◆ OBJECTIVE ◆
Repeat each line exactly as it is written.

◆ DATASET ENTRIES ◆
>> start

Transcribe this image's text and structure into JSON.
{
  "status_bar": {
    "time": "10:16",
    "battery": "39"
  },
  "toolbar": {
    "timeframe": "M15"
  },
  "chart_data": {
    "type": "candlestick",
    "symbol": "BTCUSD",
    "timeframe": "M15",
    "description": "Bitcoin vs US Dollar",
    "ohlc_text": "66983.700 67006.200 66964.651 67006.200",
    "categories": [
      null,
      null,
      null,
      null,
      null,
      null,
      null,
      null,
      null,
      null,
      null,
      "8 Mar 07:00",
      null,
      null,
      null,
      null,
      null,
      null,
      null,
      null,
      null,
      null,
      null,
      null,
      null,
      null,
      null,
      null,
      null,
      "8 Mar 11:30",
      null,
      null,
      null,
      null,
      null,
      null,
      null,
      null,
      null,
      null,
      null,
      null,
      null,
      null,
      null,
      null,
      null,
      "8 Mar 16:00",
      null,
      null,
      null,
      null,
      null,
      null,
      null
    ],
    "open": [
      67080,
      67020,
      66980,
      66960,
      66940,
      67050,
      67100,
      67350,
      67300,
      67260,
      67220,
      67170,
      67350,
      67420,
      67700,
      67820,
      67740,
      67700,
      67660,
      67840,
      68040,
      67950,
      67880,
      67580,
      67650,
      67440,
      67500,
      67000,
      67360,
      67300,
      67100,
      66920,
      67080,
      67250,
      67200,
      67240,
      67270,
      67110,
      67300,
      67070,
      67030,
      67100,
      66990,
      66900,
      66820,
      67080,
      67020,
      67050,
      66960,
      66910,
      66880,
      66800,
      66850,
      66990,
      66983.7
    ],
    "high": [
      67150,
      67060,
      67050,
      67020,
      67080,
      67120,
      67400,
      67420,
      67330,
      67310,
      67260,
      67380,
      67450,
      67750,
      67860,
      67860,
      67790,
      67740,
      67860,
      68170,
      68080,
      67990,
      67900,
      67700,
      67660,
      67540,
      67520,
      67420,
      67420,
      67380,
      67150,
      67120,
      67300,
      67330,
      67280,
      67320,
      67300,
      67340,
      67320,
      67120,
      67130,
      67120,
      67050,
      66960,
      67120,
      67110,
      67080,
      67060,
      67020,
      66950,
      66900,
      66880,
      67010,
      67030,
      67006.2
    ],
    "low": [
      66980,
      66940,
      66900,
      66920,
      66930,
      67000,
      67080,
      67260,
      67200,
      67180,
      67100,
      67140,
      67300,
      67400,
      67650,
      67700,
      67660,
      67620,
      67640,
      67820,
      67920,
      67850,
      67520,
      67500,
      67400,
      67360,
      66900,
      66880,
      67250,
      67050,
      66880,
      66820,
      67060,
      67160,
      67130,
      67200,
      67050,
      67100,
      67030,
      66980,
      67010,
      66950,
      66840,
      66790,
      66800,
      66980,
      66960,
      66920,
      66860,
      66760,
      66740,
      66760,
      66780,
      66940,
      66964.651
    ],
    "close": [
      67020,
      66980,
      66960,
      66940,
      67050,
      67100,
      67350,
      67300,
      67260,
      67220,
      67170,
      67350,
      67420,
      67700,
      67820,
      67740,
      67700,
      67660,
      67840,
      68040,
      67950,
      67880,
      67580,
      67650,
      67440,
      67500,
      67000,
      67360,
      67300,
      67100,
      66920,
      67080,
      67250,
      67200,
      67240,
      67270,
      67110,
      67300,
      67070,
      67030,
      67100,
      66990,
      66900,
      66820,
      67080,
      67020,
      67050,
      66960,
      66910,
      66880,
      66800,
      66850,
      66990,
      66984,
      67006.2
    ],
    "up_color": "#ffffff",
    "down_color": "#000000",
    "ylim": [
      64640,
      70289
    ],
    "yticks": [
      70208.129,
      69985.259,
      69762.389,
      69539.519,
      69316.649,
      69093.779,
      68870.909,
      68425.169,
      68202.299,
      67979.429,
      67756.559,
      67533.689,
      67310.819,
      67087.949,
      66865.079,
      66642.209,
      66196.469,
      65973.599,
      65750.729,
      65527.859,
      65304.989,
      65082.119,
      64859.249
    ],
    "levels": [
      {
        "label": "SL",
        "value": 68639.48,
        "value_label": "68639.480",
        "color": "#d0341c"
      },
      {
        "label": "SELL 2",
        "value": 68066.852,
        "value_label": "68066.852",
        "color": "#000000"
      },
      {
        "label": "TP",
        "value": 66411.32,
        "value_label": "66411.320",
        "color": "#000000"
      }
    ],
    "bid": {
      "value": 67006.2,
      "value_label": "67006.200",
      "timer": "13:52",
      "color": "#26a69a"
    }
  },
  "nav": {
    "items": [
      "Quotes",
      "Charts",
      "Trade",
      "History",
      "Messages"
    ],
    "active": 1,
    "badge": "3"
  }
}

>> end

◆ RESULT FOR THIS TASK ◆
Transcribe this image's text and structure into JSON.
{
  "status_bar": {
    "time": "10:16",
    "battery": "39"
  },
  "toolbar": {
    "timeframe": "M15"
  },
  "chart_data": {
    "type": "candlestick",
    "symbol": "BTCUSD",
    "timeframe": "M15",
    "description": "Bitcoin vs US Dollar",
    "ohlc_text": "66983.700 67006.200 66964.651 67006.200",
    "categories": [
      null,
      null,
      null,
      null,
      null,
      null,
      null,
      null,
      null,
      null,
      null,
      "8 Mar 07:00",
      null,
      null,
      null,
      null,
      null,
      null,
      null,
      null,
      null,
      null,
      null,
      null,
      null,
      null,
      null,
      null,
      null,
      "8 Mar 11:30",
      null,
      null,
      null,
      null,
      null,
      null,
      null,
      null,
      null,
      null,
      null,
      null,
      null,
      null,
      null,
      null,
      null,
      "8 Mar 16:00",
      null,
      null,
      null,
      null,
      null,
      null,
      null
    ],
    "open": [
      67080,
      67020,
      66980,
      66960,
      66940,
      67050,
      67100,
      67350,
      67300,
      67260,
      67220,
      67170,
      67350,
      67420,
      67700,
      67820,
      67740,
      67700,
      67660,
      67840,
      68040,
      67950,
      67880,
      67580,
      67650,
      67440,
      67500,
      67000,
      67360,
      67300,
      67100,
      66920,
      67080,
      67250,
      67200,
      67240,
      67270,
      67110,
      67300,
      67070,
      67030,
      67100,
      66990,
      66900,
      66820,
      67080,
      67020,
      67050,
      66960,
      66910,
      66880,
      66800,
      66850,
      66990,
      66983.7
    ],
    "high": [
      67150,
      67060,
      67050,
      67020,
      67080,
      67120,
      67400,
      67420,
      67330,
      67310,
      67260,
      67380,
      67450,
      67750,
      67860,
      67860,
      67790,
      67740,
      67860,
      68170,
      68080,
      67990,
      67900,
      67700,
      67660,
      67540,
      67520,
      67420,
      67420,
      67380,
      67150,
      67120,
      67300,
      67330,
      67280,
      67320,
      67300,
      67340,
      67320,
      67120,
      67130,
      67120,
      67050,
      66960,
      67120,
      67110,
      67080,
      67060,
      67020,
      66950,
      66900,
      66880,
      67010,
      67030,
      67006.2
    ],
    "low": [
      66980,
      66940,
      66900,
      66920,
      66930,
      67000,
      67080,
      67260,
      67200,
      67180,
      67100,
      67140,
      67300,
      67400,
      67650,
      67700,
      67660,
      67620,
      67640,
      67820,
      67920,
      67850,
      67520,
      67500,
      67400,
      67360,
      66900,
      66880,
      67250,
      67050,
      66880,
      66820,
      67060,
      67160,
      67130,
      67200,
      67050,
      67100,
      67030,
      66980,
      67010,
      66950,
      66840,
      66790,
      66800,
      66980,
      66960,
      66920,
      66860,
      66760,
      66740,
      66760,
      66780,
      66940,
      66964.651
    ],
    "close": [
      67020,
      66980,
      66960,
      66940,
      67050,
      67100,
      67350,
      67300,
      67260,
      67220,
      67170,
      67350,
      67420,
      67700,
      67820,
      67740,
      67700,
      67660,
      67840,
      68040,
      67950,
      67880,
      67580,
      67650,
      67440,
      67500,
      67000,
      67360,
      67300,
      67100,
      66920,
      67080,
      67250,
      67200,
      67240,
      67270,
      67110,
      67300,
      67070,
      67030,
      67100,
      66990,
      66900,
      66820,
      67080,
      67020,
      67050,
      66960,
      66910,
      66880,
      66800,
      66850,
      66990,
      66984,
      67006.2
    ],
    "up_color": "#ffffff",
    "down_color": "#000000",
    "ylim": [
      64640,
      70289
    ],
    "yticks": [
      70208.129,
      69985.259,
      69762.389,
      69539.519,
      69316.649,
      69093.779,
      68870.909,
      68425.169,
      68202.299,
      67979.429,
      67756.559,
      67533.689,
      67310.819,
      67087.949,
      66865.079,
      66642.209,
      66196.469,
      65973.599,
      65750.729,
      65527.859,
      65304.989,
      65082.119,
      64859.249
    ],
    "levels": [
      {
        "label": "SL",
        "value": 68639.48,
        "value_label": "68639.480",
        "color": "#d0341c"
      },
      {
        "label": "SELL 2",
        "value": 68066.852,
        "value_label": "68066.852",
        "color": "#000000"
      },
      {
        "label": "TP",
        "value": 66411.32,
        "value_label": "66411.320",
        "color": "#000000"
      }
    ],
    "bid": {
      "value": 67006.2,
      "value_label": "67006.200",
      "timer": "13:52",
      "color": "#26a69a"
    }
  },
  "nav": {
    "items": [
      "Quotes",
      "Charts",
      "Trade",
      "History",
      "Messages"
    ],
    "active": 1,
    "badge": "3"
  }
}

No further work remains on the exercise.